# [Task directions]
Copy every line that mentions the word "gold".

# [Given data]
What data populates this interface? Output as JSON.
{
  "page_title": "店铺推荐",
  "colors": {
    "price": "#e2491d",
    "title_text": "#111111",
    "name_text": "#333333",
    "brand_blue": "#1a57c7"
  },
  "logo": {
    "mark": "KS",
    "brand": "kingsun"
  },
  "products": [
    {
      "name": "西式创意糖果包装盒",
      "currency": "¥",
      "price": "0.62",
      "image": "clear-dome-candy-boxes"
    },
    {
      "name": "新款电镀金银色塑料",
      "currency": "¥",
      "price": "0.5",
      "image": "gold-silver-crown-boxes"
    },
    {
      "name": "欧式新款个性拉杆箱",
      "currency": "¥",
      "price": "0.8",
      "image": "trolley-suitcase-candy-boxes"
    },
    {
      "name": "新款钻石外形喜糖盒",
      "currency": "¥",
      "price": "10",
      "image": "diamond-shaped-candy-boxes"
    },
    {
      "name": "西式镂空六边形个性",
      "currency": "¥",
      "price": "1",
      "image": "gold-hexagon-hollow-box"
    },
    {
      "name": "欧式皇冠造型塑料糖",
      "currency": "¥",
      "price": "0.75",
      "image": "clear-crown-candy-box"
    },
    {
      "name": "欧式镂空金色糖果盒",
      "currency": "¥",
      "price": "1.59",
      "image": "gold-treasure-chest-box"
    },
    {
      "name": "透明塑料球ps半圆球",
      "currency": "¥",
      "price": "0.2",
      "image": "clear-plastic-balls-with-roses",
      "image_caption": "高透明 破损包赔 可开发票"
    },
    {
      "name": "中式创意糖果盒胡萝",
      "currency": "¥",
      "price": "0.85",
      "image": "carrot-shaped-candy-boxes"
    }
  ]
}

...

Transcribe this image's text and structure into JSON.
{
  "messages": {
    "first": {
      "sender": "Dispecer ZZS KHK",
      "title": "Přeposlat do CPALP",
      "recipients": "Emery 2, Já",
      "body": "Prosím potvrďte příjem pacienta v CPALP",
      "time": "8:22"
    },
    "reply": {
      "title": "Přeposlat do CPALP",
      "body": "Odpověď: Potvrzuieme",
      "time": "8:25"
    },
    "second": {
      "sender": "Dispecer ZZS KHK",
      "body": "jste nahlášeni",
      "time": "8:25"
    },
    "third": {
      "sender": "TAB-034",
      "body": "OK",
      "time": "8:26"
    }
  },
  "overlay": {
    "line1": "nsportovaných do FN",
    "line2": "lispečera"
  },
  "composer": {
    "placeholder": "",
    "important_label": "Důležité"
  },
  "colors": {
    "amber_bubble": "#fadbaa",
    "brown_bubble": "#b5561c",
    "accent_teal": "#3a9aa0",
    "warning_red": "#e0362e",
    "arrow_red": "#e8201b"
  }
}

# [Correct answer]
      "image": "gold-silver-crown-boxes"
      "image": "gold-hexagon-hollow-box"
      "image": "gold-treasure-chest-box"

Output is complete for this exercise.